For the data below, work out how many lines include the string "fieri" and report only the number.

___

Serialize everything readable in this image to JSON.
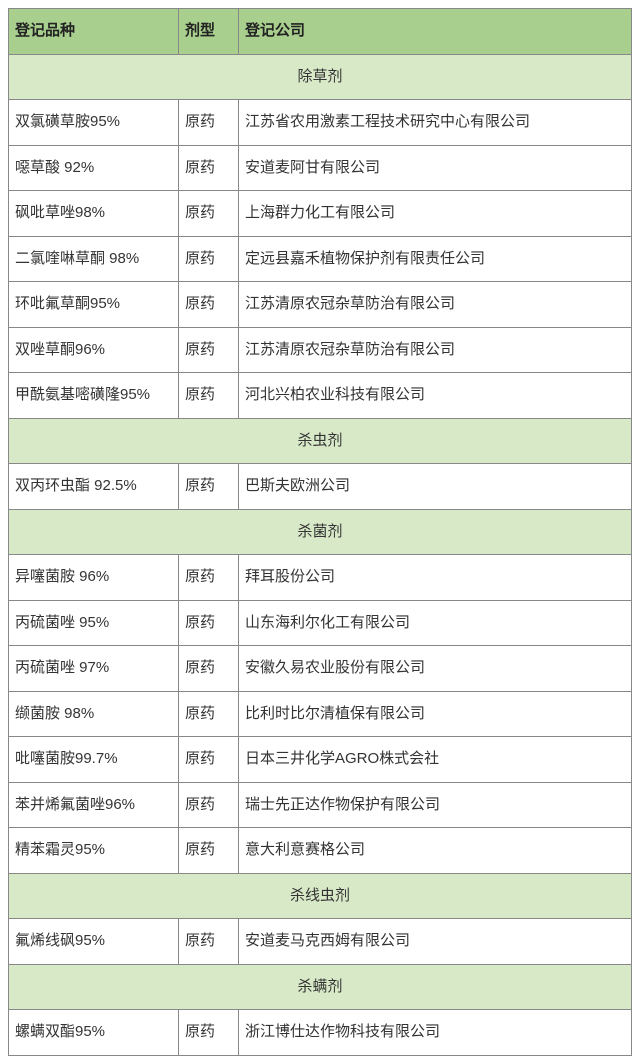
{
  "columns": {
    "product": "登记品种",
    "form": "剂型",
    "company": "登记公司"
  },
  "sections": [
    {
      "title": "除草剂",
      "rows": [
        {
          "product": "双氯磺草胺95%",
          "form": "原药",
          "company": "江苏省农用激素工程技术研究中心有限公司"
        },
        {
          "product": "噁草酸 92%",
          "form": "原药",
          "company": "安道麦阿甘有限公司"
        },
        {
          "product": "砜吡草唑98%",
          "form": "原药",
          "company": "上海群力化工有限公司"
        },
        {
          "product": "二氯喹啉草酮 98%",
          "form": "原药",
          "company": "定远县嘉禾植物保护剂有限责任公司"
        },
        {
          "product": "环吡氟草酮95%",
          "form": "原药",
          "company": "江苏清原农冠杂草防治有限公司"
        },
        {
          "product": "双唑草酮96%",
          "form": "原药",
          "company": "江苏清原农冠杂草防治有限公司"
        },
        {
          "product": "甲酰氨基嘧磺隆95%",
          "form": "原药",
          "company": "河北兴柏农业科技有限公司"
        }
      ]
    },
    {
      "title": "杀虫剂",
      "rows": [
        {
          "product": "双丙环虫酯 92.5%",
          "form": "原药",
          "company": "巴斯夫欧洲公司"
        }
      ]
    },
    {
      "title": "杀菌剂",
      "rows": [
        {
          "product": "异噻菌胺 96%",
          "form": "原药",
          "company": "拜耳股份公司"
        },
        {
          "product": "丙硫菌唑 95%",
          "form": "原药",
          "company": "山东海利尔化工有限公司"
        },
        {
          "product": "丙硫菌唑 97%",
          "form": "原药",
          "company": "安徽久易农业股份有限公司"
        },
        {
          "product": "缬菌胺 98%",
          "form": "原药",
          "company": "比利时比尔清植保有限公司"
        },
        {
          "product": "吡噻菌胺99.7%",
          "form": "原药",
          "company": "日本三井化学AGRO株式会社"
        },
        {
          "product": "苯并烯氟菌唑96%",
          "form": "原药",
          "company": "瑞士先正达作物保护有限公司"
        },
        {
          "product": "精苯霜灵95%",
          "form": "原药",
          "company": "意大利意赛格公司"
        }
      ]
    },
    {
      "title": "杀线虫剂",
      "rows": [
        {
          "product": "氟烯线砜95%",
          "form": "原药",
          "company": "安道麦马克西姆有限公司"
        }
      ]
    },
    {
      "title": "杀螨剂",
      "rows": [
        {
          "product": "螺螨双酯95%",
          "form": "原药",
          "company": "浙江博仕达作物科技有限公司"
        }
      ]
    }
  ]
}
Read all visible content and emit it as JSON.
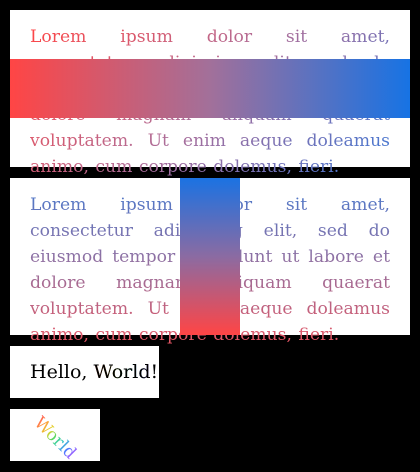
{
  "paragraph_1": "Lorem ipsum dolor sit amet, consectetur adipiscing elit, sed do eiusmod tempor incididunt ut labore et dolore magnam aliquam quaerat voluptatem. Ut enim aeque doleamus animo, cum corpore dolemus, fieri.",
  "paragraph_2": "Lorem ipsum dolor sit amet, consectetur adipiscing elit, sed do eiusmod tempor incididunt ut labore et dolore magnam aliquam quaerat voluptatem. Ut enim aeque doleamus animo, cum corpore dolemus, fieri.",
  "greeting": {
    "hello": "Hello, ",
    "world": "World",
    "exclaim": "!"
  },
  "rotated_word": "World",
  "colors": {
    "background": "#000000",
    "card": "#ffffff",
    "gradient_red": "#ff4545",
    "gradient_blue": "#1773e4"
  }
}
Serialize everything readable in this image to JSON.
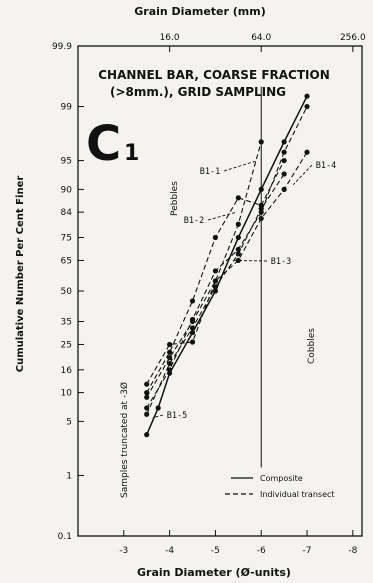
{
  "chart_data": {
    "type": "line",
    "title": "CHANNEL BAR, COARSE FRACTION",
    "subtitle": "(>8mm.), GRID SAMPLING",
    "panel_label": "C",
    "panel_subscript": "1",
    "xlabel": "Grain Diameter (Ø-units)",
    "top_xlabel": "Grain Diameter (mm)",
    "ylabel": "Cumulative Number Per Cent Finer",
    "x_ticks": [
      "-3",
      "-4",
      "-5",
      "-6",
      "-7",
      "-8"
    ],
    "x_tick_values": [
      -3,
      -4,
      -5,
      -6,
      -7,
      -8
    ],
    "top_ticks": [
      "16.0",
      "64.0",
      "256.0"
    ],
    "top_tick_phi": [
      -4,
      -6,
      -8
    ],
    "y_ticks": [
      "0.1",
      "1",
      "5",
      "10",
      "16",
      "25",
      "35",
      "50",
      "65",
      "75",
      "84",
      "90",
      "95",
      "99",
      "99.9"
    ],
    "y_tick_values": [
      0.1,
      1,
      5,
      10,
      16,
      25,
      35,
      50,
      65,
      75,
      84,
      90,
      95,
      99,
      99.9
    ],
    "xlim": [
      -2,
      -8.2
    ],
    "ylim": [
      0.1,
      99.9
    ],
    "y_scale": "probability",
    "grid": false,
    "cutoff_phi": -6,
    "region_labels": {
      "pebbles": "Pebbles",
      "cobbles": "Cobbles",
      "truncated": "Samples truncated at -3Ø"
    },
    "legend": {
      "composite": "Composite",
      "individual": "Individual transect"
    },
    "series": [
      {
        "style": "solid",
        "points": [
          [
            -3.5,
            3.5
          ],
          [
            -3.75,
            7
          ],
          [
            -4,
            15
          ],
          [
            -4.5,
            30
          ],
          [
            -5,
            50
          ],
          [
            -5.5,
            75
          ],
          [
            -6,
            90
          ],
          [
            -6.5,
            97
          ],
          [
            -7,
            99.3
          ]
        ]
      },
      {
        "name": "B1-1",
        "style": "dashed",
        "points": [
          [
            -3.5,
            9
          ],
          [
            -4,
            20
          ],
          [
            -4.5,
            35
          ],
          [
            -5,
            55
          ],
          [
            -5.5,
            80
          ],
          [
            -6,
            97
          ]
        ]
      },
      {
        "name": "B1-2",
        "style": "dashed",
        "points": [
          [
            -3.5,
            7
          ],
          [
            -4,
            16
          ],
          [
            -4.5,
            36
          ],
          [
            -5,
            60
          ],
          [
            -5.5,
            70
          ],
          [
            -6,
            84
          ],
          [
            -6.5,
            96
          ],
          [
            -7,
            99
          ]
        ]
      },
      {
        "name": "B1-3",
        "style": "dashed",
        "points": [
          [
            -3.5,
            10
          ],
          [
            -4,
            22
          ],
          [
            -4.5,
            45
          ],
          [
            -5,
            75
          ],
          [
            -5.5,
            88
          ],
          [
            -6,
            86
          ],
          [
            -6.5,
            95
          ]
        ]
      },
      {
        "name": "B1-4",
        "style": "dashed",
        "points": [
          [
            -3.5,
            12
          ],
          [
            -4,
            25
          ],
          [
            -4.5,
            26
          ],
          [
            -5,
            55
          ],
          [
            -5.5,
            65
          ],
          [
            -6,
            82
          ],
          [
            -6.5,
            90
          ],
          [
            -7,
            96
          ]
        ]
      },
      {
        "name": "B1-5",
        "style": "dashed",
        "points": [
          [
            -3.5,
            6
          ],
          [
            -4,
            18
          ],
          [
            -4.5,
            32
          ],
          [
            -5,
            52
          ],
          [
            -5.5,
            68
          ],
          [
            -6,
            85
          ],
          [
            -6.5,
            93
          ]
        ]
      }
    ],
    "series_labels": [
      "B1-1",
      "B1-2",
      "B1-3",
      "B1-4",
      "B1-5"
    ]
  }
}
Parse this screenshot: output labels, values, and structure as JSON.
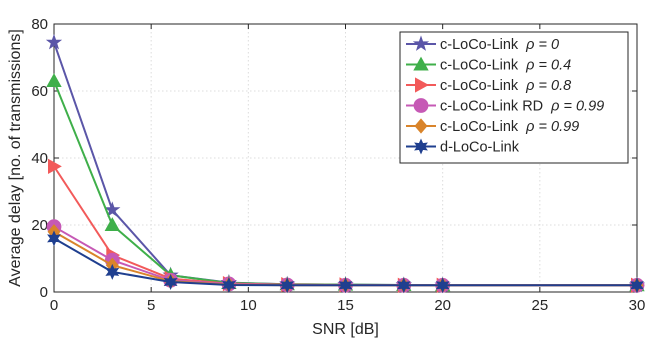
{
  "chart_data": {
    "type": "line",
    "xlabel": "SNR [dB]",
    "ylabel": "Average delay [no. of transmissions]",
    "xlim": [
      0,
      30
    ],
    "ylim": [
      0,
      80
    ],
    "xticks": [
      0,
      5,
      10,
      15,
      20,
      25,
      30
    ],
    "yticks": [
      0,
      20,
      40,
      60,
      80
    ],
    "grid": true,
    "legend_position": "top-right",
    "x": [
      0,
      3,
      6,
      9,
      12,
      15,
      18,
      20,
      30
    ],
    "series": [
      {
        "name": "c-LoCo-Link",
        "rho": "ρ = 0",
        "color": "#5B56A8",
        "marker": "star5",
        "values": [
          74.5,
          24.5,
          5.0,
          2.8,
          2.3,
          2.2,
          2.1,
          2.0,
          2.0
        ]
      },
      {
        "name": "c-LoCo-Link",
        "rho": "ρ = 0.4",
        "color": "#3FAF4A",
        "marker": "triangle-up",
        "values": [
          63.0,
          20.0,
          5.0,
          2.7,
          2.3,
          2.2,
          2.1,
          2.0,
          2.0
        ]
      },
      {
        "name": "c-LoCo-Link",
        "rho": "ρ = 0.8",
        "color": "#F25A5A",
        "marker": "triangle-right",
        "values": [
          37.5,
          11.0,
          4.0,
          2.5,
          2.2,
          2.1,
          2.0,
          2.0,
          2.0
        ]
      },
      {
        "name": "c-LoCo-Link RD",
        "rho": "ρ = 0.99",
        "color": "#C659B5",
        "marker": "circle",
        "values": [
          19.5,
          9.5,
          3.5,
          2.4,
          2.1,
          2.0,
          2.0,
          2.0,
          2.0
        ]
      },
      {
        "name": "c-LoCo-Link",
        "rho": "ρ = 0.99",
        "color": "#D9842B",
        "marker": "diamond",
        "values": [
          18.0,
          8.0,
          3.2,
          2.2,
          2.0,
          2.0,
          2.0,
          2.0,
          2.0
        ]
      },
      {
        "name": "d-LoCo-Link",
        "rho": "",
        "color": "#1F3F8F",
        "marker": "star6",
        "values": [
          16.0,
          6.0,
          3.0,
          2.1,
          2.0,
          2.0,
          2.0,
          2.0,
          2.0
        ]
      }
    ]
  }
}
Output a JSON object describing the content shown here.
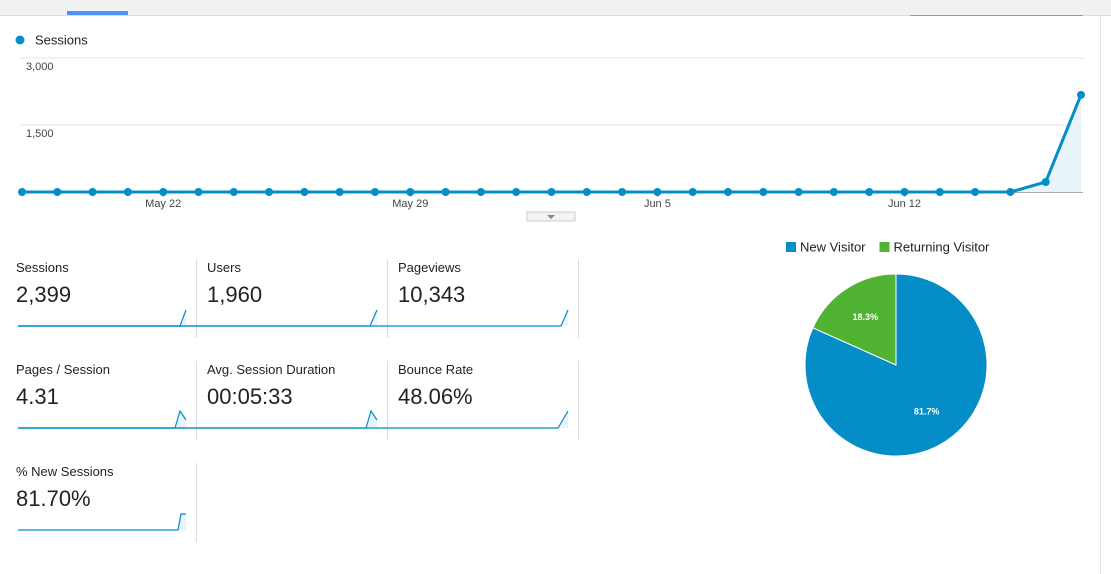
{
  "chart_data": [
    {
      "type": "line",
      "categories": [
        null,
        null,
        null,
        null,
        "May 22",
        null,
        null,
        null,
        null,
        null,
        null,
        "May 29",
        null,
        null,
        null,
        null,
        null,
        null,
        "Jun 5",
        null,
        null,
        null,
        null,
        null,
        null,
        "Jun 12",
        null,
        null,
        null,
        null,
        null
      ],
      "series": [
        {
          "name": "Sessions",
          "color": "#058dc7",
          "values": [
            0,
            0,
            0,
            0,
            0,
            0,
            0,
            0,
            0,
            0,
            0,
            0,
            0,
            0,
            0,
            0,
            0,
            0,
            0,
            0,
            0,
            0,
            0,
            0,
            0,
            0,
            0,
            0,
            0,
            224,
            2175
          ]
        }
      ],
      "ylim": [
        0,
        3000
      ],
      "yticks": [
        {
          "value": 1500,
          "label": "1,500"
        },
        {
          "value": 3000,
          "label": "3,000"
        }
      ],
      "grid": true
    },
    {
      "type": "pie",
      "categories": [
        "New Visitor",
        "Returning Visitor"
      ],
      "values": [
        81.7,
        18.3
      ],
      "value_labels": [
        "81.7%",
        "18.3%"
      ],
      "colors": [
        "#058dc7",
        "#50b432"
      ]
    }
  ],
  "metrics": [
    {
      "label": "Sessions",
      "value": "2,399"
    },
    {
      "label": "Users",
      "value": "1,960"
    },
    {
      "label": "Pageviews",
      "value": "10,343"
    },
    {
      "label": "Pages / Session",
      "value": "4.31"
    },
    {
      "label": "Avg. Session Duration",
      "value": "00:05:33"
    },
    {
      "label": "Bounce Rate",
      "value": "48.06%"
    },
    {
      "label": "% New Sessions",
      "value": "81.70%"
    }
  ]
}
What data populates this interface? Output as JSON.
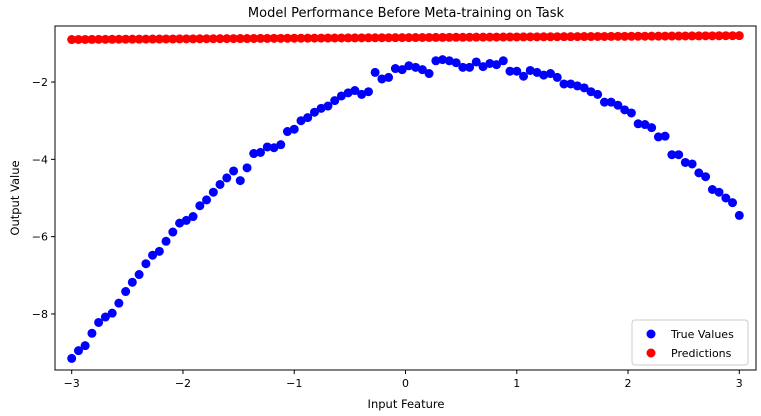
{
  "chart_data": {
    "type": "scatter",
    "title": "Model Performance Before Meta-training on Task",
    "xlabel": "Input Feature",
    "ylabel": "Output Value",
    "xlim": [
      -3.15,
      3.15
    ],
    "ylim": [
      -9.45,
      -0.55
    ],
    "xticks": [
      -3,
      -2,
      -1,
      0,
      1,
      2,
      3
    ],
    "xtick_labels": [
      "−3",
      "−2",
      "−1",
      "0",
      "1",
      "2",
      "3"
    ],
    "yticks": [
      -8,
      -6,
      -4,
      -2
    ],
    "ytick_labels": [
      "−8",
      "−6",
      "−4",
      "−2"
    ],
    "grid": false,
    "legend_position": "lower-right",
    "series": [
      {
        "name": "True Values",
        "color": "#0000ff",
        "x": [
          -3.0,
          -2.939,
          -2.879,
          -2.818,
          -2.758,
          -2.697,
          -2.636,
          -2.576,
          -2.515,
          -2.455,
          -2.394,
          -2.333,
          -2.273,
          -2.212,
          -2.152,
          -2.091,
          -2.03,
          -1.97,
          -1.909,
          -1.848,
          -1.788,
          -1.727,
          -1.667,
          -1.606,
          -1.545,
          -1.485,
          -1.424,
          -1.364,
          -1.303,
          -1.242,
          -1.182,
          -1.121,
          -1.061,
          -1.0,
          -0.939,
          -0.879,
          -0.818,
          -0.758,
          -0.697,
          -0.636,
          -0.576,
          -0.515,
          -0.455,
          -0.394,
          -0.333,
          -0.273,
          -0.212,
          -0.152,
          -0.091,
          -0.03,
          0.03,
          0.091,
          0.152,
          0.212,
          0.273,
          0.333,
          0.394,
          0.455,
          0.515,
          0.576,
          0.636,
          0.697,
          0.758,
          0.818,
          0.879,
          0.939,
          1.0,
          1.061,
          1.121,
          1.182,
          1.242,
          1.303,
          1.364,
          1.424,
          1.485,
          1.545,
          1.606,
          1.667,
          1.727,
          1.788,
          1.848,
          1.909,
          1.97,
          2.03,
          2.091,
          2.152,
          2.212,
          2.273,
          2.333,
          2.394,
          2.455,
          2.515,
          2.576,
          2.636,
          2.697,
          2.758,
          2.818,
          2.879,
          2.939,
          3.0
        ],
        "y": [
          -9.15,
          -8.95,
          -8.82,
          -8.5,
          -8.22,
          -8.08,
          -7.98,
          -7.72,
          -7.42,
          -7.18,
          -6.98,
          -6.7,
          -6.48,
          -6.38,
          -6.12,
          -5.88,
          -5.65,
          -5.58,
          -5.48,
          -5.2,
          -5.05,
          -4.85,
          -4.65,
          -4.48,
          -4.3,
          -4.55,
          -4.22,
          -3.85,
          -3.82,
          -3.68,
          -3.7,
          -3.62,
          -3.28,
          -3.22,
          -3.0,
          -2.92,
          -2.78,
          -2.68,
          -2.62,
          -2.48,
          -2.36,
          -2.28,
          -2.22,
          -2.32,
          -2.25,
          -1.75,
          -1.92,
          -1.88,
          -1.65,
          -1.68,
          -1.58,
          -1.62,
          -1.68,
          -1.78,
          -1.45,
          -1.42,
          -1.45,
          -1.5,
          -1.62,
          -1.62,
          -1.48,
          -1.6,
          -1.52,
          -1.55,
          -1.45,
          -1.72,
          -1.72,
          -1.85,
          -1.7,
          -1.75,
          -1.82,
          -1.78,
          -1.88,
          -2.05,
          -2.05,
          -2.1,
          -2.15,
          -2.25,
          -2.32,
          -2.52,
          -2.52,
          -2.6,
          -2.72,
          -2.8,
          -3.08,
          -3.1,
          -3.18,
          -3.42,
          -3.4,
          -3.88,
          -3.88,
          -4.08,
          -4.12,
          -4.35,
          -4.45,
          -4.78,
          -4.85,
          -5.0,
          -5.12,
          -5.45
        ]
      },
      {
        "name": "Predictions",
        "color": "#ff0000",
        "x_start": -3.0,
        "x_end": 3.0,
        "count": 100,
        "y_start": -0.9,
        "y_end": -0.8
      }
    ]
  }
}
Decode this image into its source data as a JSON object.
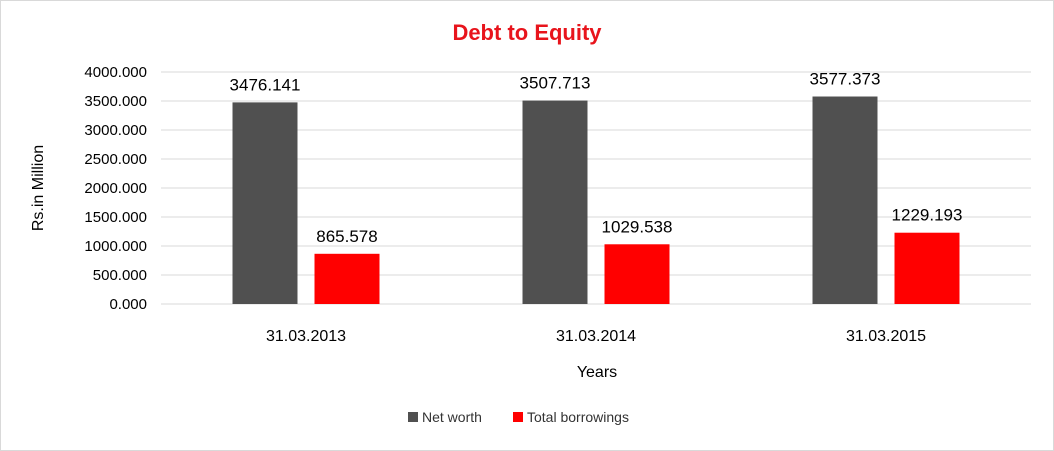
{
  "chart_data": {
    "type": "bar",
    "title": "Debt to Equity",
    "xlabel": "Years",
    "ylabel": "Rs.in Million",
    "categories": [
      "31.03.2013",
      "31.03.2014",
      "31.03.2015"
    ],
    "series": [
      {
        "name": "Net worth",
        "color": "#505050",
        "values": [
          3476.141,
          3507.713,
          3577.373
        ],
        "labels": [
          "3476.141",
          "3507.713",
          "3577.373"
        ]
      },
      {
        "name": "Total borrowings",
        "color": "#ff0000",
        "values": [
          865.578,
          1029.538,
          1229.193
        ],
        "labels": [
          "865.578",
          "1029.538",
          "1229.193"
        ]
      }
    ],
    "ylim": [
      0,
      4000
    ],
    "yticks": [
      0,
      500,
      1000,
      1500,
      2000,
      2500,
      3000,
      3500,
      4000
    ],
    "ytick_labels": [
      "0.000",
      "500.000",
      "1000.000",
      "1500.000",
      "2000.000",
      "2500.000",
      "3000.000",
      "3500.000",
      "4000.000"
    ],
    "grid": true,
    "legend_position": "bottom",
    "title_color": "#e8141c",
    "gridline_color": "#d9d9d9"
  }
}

___

# Answer below
2